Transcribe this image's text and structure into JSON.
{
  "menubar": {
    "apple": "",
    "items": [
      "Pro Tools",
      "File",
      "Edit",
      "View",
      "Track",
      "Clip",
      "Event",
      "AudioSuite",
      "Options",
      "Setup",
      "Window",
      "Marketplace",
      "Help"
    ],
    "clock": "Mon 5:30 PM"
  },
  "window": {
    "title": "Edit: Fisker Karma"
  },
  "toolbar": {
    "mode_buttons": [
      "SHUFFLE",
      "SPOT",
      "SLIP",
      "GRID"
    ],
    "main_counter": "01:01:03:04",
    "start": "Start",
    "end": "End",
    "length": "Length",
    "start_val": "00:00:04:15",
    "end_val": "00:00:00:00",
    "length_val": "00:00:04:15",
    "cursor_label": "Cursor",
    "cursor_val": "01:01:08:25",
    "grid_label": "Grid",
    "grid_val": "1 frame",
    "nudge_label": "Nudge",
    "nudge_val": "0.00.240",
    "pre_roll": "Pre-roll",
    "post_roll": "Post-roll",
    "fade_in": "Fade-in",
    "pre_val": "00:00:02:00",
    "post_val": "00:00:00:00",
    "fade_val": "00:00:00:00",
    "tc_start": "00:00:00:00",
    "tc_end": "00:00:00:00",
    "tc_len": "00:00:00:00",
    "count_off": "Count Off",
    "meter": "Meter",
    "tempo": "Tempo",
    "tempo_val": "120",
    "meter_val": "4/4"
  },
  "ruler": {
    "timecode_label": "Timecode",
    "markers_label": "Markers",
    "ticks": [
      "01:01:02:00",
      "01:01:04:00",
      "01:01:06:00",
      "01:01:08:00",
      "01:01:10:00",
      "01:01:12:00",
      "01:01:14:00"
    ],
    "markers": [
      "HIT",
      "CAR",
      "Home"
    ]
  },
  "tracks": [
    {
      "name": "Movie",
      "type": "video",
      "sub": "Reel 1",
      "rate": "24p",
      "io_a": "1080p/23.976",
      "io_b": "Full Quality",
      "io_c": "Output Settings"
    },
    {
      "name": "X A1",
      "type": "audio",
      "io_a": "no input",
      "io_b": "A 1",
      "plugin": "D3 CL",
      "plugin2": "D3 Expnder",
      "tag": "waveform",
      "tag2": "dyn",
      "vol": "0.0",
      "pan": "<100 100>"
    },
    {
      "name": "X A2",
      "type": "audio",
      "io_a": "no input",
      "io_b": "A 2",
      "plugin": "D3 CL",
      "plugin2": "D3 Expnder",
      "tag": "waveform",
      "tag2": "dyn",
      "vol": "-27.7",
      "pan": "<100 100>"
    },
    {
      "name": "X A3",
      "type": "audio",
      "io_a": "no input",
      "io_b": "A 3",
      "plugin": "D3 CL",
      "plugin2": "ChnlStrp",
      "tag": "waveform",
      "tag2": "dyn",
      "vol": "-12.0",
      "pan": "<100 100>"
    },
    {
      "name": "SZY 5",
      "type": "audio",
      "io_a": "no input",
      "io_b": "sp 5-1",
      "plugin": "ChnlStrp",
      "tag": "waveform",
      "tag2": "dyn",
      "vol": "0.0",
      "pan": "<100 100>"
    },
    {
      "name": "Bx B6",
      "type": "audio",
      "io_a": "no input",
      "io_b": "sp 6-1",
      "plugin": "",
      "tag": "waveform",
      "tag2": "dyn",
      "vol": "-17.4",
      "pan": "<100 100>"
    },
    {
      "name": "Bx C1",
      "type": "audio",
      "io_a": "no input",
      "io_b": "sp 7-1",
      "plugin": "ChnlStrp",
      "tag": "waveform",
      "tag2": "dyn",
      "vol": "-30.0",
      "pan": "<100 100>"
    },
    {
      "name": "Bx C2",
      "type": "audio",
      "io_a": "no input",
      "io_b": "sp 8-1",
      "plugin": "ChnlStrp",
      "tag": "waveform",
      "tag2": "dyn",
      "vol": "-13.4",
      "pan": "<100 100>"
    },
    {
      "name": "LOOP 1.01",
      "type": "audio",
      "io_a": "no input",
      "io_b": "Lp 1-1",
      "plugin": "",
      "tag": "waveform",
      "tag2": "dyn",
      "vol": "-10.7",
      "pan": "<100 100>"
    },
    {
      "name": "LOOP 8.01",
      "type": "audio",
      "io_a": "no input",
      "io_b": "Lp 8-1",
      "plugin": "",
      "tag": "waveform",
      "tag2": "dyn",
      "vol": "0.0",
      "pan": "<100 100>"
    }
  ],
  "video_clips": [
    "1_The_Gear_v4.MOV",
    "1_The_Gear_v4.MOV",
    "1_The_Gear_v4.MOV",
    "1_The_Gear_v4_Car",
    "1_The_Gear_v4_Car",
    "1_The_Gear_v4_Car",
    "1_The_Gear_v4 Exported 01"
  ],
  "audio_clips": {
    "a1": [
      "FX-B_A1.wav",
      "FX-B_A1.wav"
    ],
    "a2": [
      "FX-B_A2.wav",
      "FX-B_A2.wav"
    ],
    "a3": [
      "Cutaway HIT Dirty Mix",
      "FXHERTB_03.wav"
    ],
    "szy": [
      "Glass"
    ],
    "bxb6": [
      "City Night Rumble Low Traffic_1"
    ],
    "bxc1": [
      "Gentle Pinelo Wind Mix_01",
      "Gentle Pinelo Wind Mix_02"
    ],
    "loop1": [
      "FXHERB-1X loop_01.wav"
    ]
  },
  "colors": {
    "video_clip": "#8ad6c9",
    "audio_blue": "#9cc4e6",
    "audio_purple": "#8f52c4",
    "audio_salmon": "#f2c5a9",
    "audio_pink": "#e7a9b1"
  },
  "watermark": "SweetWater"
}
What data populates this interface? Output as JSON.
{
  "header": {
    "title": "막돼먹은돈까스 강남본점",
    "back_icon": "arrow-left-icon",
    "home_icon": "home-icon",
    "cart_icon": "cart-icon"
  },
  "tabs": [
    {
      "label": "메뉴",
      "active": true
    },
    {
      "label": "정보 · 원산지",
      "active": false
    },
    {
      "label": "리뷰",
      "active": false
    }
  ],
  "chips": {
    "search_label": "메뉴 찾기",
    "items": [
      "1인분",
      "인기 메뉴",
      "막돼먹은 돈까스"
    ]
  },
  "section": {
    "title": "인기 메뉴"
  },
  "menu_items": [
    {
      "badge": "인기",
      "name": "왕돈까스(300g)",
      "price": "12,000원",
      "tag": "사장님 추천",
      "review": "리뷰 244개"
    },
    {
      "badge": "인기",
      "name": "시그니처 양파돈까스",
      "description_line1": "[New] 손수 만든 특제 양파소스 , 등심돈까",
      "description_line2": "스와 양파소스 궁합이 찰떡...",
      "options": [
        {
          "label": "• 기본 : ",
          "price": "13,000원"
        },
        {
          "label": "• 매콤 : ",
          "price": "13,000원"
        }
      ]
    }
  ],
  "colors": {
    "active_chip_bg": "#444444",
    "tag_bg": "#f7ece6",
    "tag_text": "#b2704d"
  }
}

> _WRITTEN INSTRUCTION_: The line containing "What data populates" marks the start; retype it and each line after it through the end of the records above, exactly.

> _ANSWER IN FULL_:
What data populates this interface? Output as JSON.
{
  "header": {
    "title": "막돼먹은돈까스 강남본점",
    "back_icon": "arrow-left-icon",
    "home_icon": "home-icon",
    "cart_icon": "cart-icon"
  },
  "tabs": [
    {
      "label": "메뉴",
      "active": true
    },
    {
      "label": "정보 · 원산지",
      "active": false
    },
    {
      "label": "리뷰",
      "active": false
    }
  ],
  "chips": {
    "search_label": "메뉴 찾기",
    "items": [
      "1인분",
      "인기 메뉴",
      "막돼먹은 돈까스"
    ]
  },
  "section": {
    "title": "인기 메뉴"
  },
  "menu_items": [
    {
      "badge": "인기",
      "name": "왕돈까스(300g)",
      "price": "12,000원",
      "tag": "사장님 추천",
      "review": "리뷰 244개"
    },
    {
      "badge": "인기",
      "name": "시그니처 양파돈까스",
      "description_line1": "[New] 손수 만든 특제 양파소스 , 등심돈까",
      "description_line2": "스와 양파소스 궁합이 찰떡...",
      "options": [
        {
          "label": "• 기본 : ",
          "price": "13,000원"
        },
        {
          "label": "• 매콤 : ",
          "price": "13,000원"
        }
      ]
    }
  ],
  "colors": {
    "active_chip_bg": "#444444",
    "tag_bg": "#f7ece6",
    "tag_text": "#b2704d"
  }
}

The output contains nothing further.